:: What the task requires ::
Go through the listing and pick out each line with the word "name" in it.

* Begin Dataset extract *

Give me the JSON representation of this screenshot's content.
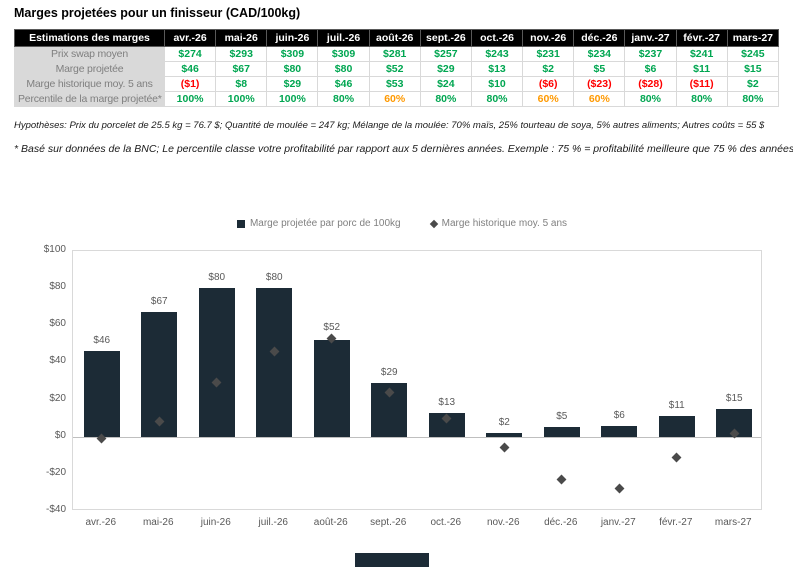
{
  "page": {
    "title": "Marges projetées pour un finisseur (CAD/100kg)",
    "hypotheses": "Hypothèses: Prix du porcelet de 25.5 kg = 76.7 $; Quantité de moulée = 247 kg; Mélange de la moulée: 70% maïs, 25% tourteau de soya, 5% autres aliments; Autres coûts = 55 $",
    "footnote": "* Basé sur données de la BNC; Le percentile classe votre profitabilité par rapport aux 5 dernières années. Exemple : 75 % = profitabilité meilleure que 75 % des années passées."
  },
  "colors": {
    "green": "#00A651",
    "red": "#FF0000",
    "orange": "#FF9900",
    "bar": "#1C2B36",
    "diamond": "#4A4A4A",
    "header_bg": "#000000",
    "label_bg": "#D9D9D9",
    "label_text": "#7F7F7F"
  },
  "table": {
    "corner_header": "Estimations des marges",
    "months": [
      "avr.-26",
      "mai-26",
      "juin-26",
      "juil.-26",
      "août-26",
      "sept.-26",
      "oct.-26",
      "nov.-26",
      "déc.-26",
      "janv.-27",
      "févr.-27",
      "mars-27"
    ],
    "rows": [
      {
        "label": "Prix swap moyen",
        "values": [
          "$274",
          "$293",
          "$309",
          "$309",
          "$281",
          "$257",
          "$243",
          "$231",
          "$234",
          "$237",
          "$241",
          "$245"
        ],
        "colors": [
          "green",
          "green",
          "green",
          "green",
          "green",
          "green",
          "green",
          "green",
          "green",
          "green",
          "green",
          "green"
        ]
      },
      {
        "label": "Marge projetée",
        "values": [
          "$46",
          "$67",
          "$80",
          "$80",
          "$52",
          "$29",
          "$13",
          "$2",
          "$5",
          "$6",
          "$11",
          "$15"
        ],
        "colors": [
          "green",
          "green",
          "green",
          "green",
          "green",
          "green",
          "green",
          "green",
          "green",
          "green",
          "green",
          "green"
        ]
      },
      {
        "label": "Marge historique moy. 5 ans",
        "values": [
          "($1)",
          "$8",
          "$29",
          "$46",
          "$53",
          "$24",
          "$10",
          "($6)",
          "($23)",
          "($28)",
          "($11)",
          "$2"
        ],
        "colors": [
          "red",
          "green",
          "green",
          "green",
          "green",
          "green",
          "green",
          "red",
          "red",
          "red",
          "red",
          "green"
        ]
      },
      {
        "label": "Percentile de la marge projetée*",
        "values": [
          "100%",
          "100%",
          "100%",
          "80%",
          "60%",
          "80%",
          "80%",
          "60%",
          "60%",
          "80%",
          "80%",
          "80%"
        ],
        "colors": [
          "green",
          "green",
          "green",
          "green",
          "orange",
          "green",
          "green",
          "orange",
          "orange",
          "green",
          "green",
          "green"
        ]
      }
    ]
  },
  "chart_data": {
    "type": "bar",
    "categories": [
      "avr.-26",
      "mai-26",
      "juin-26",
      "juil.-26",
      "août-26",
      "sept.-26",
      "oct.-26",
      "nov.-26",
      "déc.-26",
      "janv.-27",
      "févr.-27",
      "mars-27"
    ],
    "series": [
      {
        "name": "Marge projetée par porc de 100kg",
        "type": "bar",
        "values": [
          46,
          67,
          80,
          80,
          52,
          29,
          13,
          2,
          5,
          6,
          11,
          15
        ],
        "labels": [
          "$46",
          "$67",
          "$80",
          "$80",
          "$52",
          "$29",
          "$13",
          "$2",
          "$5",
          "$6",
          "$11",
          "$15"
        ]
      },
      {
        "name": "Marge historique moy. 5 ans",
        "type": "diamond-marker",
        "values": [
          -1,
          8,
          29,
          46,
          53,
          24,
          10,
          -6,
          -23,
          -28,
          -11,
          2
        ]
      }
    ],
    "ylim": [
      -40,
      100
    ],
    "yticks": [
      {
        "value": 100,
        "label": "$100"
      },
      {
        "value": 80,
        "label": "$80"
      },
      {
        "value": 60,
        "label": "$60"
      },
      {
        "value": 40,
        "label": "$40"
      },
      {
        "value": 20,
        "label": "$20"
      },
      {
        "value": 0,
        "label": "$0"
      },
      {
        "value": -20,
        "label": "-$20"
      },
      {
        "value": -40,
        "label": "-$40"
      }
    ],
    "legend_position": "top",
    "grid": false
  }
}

* End Dataset extract *
* Begin Dataset extract *

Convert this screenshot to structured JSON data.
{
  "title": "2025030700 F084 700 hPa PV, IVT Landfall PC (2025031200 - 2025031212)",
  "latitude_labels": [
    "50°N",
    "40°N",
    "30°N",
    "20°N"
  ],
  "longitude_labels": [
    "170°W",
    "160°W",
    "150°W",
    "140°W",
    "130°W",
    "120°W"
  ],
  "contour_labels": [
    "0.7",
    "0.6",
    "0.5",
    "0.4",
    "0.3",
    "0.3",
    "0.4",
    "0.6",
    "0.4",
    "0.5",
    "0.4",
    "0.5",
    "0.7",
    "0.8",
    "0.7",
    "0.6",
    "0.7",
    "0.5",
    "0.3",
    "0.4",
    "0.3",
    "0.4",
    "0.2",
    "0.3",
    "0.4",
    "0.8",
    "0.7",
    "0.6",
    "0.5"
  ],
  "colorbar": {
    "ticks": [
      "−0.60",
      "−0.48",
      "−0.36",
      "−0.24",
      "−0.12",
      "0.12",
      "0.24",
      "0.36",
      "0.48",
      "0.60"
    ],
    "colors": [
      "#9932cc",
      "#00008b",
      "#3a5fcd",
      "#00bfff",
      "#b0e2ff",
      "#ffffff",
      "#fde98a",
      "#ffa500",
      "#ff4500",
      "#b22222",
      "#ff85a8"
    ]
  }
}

* End Dataset extract *

:: Exercise solution ::
        "name": "Marge projetée par porc de 100kg",
        "name": "Marge historique moy. 5 ans",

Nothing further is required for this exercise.